• _The problem_: Check each line below for the word "amount", and copy those that have it.

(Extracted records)

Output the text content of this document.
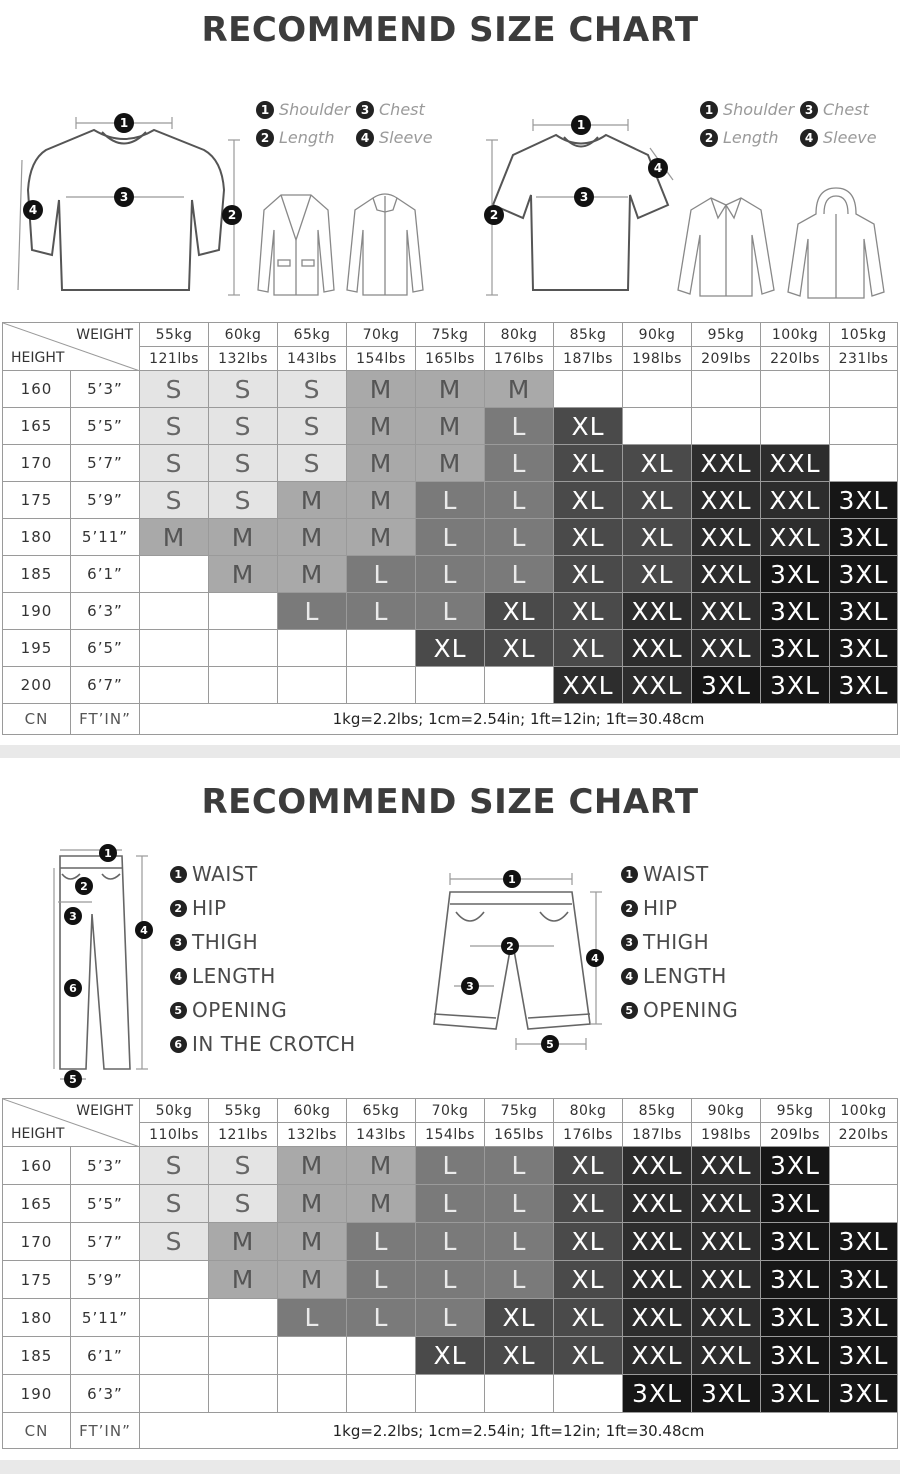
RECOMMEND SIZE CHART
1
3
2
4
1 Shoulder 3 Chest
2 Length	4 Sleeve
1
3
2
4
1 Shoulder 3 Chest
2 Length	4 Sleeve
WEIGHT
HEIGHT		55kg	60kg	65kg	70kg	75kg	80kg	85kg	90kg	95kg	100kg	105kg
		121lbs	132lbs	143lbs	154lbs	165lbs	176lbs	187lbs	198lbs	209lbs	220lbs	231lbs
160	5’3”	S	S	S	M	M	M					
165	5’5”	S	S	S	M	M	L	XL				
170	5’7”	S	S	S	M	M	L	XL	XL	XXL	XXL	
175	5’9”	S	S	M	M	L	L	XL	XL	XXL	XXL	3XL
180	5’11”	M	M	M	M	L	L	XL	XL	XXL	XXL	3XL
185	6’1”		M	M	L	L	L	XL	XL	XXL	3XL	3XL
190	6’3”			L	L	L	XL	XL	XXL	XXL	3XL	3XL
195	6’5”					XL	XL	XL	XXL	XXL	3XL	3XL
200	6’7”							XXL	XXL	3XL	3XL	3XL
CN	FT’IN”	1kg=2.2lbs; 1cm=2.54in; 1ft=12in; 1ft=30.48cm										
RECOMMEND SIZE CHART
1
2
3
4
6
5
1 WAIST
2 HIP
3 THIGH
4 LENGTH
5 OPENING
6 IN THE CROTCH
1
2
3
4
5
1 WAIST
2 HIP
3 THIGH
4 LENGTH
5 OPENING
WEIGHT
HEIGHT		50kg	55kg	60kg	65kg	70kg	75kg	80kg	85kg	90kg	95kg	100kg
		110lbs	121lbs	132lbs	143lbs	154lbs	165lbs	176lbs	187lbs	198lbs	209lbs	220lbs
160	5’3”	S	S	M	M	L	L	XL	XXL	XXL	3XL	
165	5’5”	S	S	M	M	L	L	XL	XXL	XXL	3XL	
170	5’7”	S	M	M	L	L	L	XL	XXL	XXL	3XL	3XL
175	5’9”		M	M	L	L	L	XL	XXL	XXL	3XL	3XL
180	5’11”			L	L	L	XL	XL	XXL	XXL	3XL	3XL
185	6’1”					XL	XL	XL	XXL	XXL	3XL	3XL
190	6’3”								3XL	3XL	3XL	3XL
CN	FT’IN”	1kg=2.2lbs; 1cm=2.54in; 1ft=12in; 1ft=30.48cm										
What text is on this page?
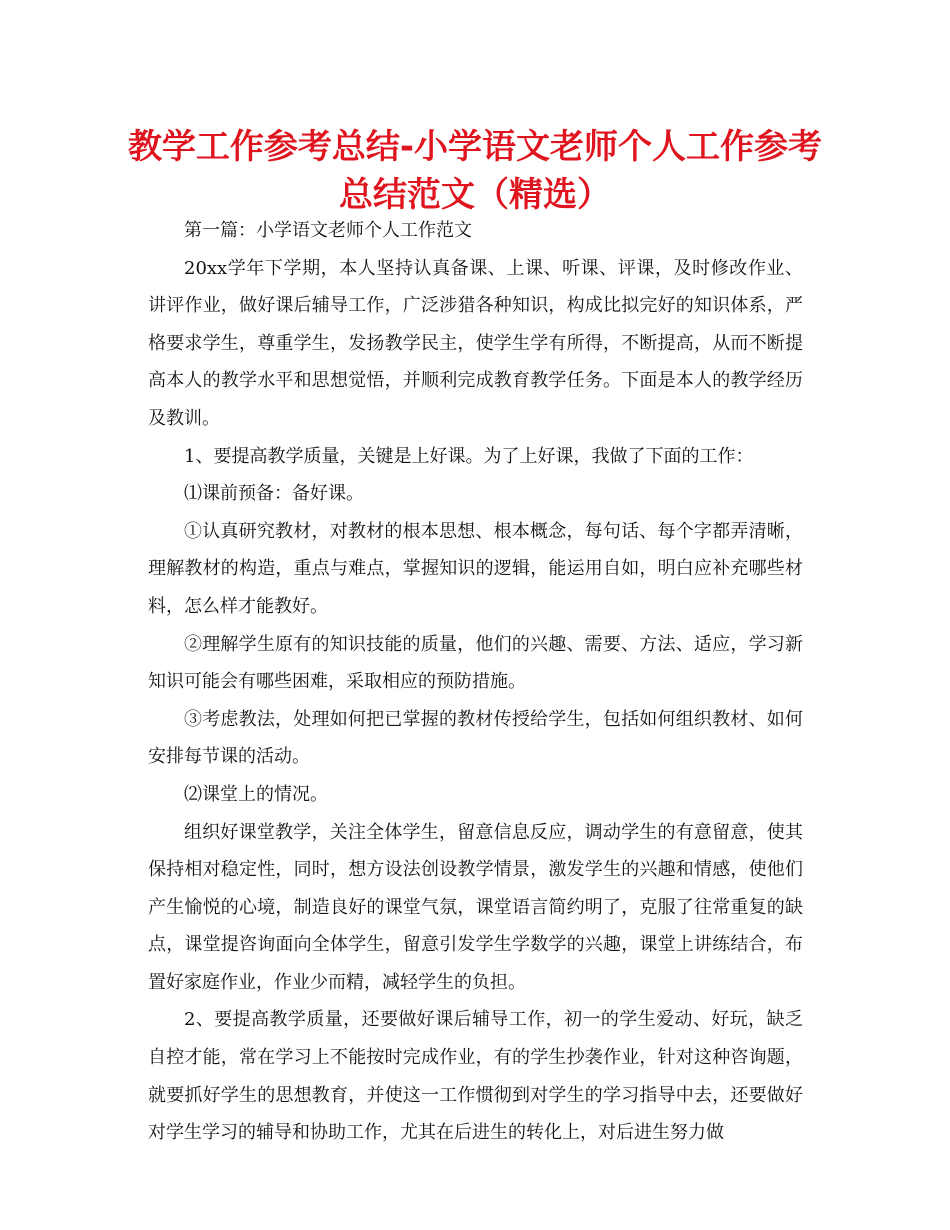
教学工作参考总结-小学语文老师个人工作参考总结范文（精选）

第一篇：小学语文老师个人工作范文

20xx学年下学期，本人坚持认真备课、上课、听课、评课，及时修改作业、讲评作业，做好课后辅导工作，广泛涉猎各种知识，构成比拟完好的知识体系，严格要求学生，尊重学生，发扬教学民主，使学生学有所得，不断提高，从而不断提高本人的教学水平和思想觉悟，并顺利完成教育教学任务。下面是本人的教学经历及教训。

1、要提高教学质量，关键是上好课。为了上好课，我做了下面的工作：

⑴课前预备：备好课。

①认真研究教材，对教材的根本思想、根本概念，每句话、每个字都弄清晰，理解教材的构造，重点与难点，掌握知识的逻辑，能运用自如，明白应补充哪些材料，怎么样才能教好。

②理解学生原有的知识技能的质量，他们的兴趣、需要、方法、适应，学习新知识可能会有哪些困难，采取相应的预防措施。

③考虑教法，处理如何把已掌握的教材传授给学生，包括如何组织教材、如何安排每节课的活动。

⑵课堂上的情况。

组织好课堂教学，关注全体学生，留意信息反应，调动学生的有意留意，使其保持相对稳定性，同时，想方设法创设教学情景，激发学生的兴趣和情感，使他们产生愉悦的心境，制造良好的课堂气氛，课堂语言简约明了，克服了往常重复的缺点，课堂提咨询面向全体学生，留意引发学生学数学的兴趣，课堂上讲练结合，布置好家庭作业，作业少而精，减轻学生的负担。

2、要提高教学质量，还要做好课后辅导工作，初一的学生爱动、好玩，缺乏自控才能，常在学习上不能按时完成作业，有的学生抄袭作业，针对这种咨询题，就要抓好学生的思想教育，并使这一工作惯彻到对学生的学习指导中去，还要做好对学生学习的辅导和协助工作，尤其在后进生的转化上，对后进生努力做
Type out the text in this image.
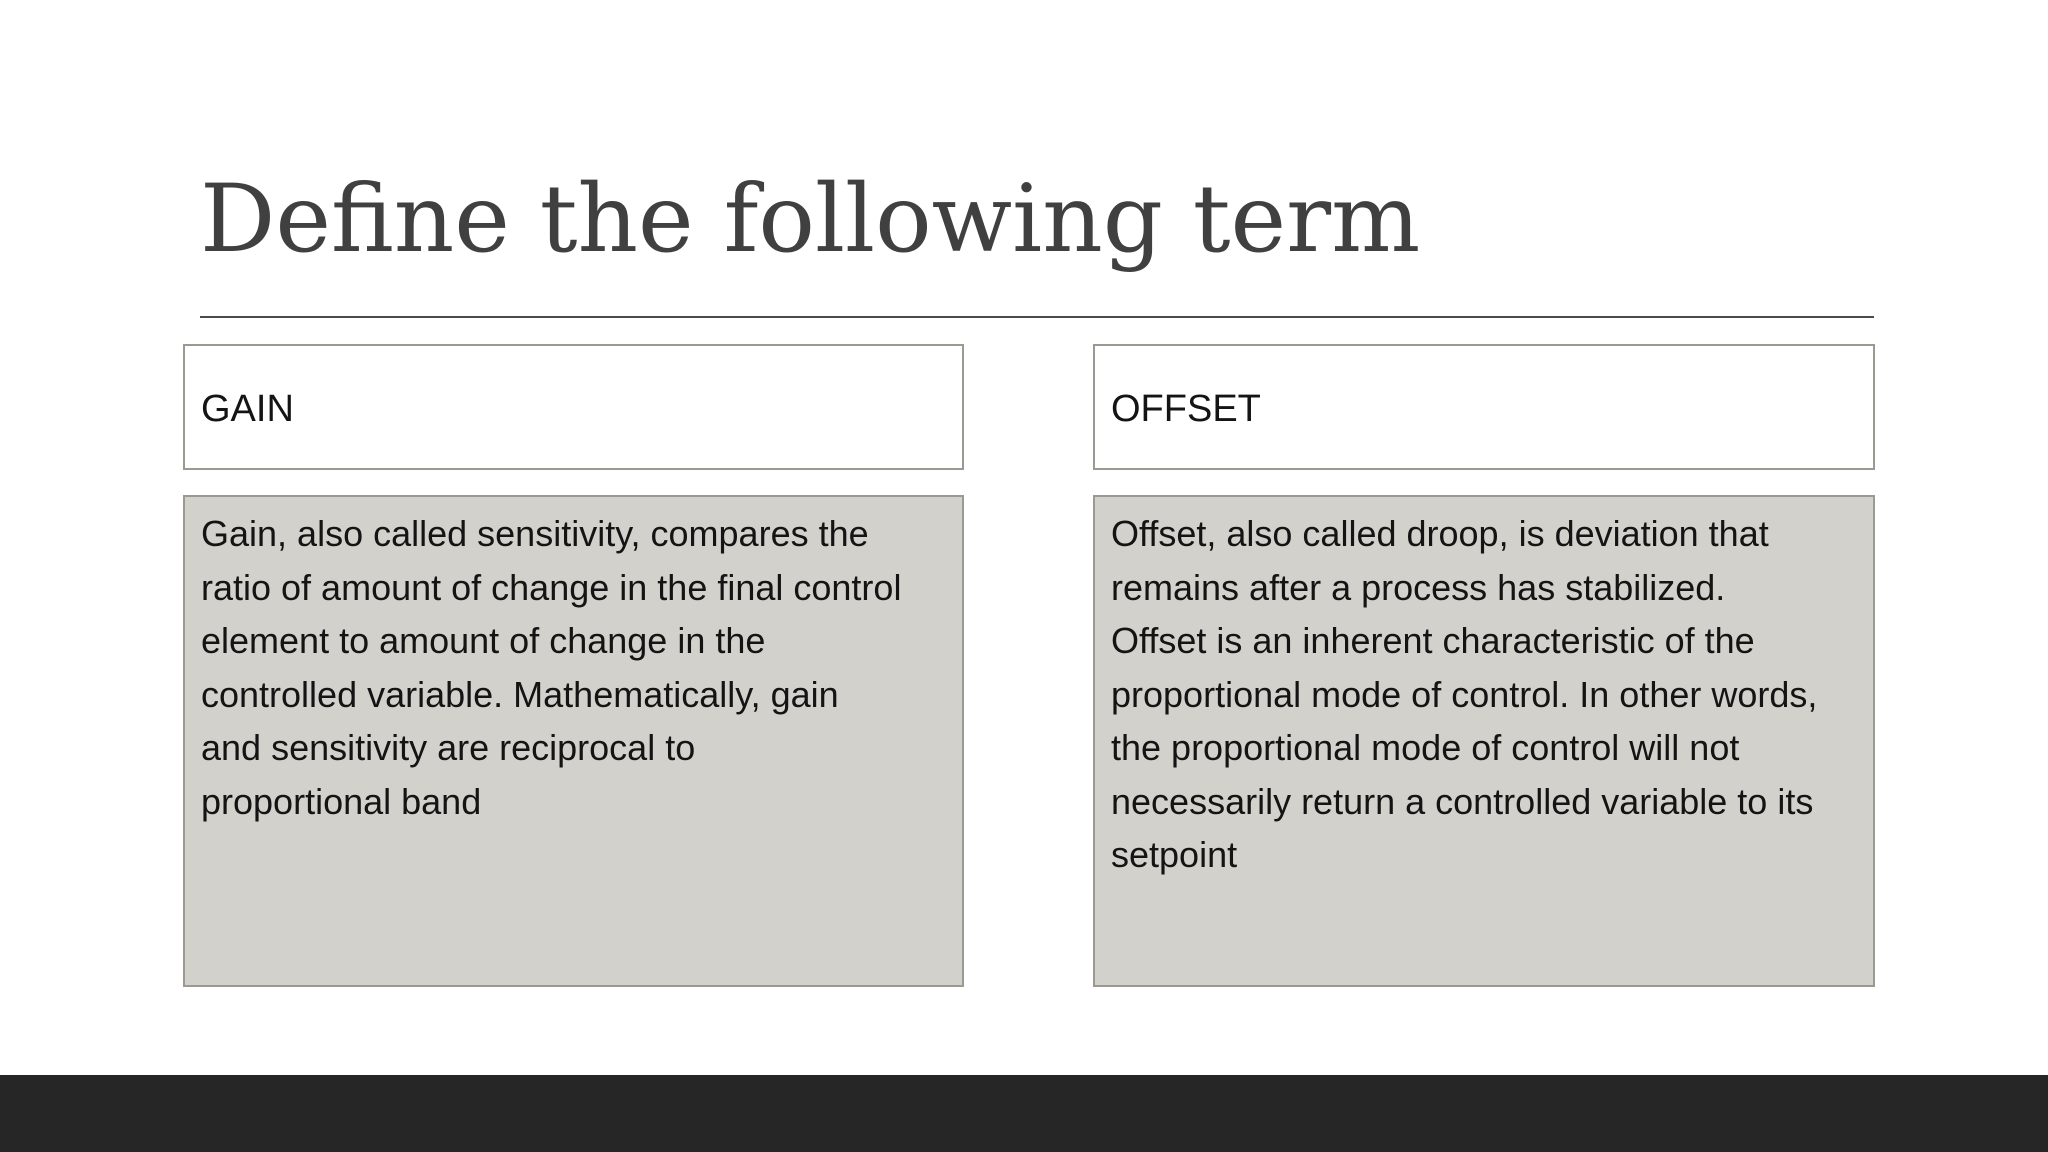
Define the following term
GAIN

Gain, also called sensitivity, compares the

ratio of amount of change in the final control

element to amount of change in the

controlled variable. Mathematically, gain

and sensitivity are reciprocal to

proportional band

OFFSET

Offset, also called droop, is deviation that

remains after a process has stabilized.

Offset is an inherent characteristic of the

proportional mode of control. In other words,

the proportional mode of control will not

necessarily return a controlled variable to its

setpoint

• _Written answer_:
ratio of amount of change in the final control
element to amount of change in the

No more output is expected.